#### [Your task]
In the listing below, how many lines contain the word "меда"? Please respond with the number only.
◆ ◆ ◆ ◆
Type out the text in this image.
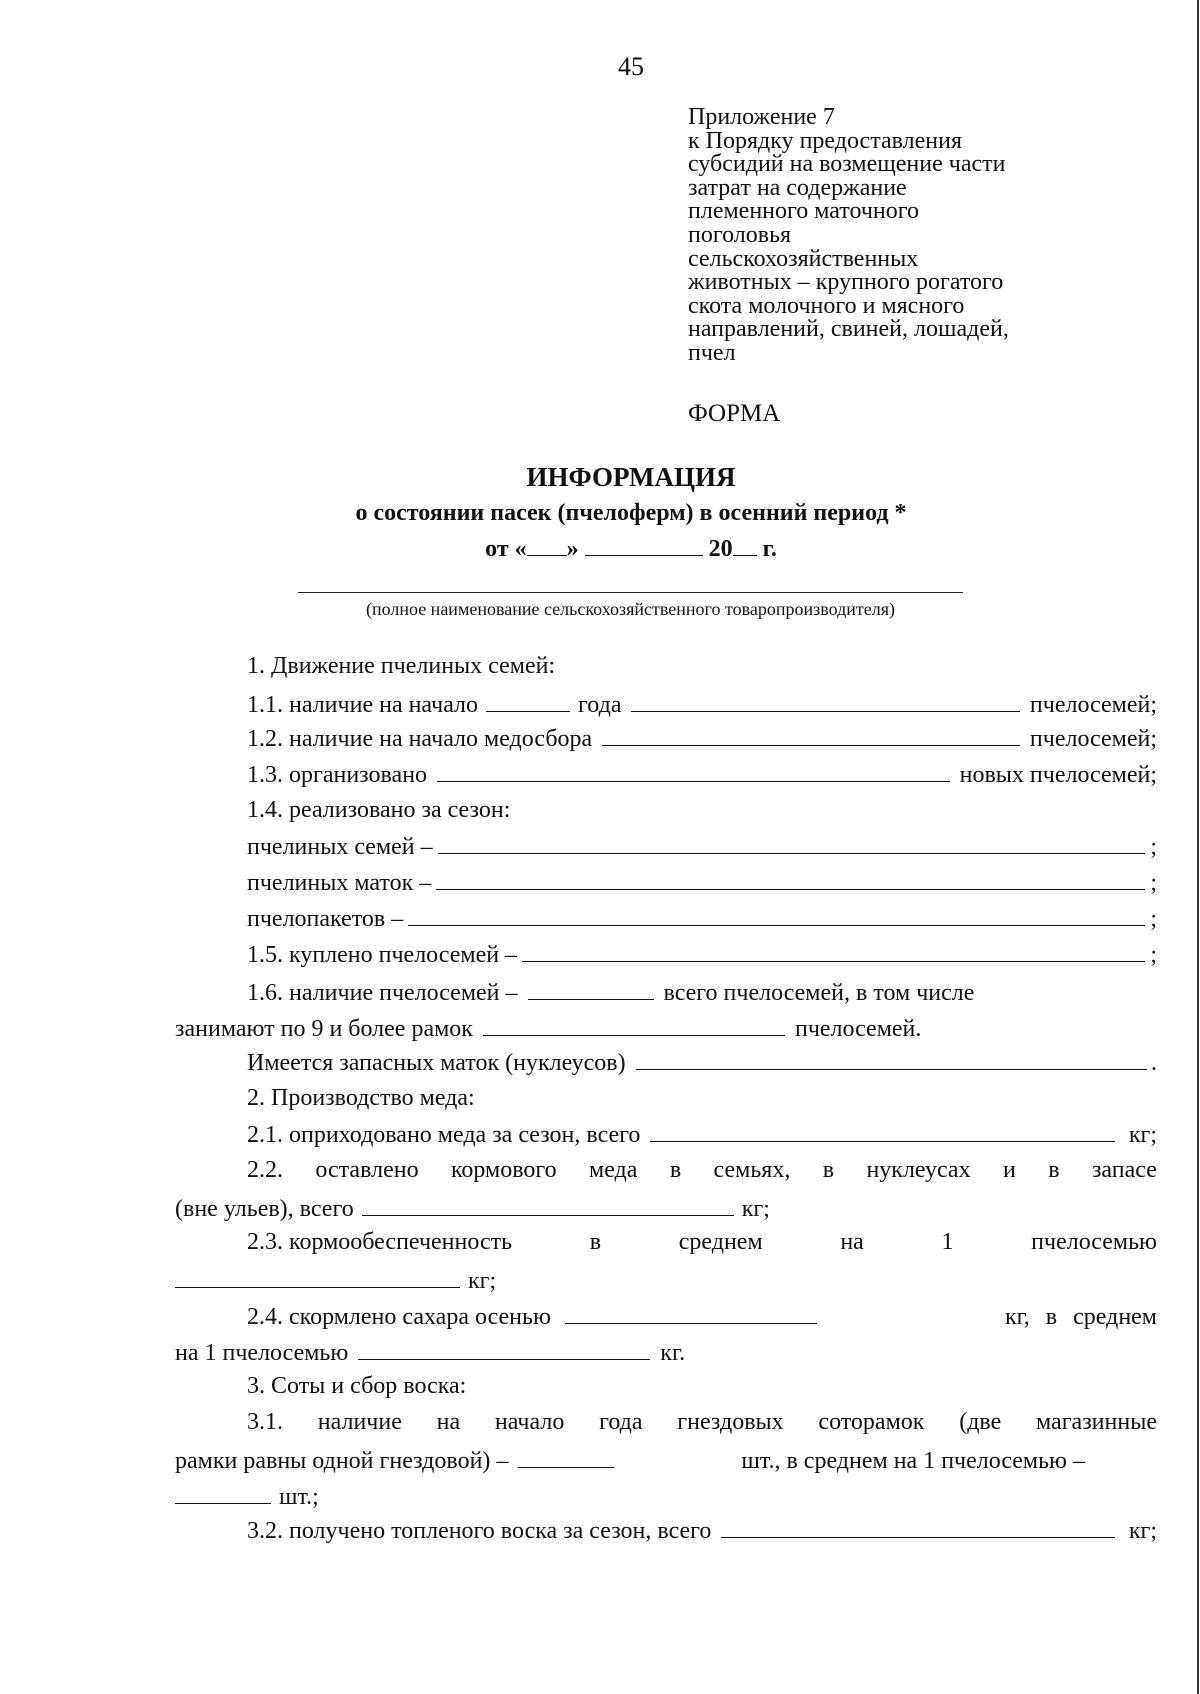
45
Приложение 7
к Порядку предоставления
субсидий на возмещение части
затрат на содержание
племенного маточного
поголовья
сельскохозяйственных
животных – крупного рогатого
скота молочного и мясного
направлений, свиней, лошадей,
пчел
ФОРМА
ИНФОРМАЦИЯ
о состоянии пасек (пчелоферм) в осенний период *
от « »	20 г.
(полное наименование сельскохозяйственного товаропроизводителя)
1. Движение пчелиных семей:
1.1. наличие на начало	года	пчелосемей;
1.2. наличие на начало медосбора	пчелосемей;
1.3. организовано	новых пчелосемей;
1.4. реализовано за сезон:
пчелиных семей –	;
пчелиных маток –	;
пчелопакетов –	;
1.5. куплено пчелосемей –	;
1.6. наличие пчелосемей –	всего пчелосемей, в том числе
занимают по 9 и более рамок	пчелосемей.
Имеется запасных маток (нуклеусов)	.
2. Производство меда:
2.1. оприходовано меда за сезон, всего	кг;
2.2. оставлено кормового меда в семьях, в нуклеусах и в запасе
(вне ульев), всего	кг;
2.3. кормообеспеченность	в	среднем	на	1	пчелосемью
кг;
2.4. скормлено сахара осенью	кг, в среднем
на 1 пчелосемью	кг.
3. Соты и сбор воска:
3.1. наличие на начало года гнездовых соторамок (две магазинные
рамки равны одной гнездовой) –	шт., в среднем на 1 пчелосемью –
шт.;
3.2. получено топленого воска за сезон, всего	кг;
◆ ◆ ◆ ◆
#### [Exercise output]
3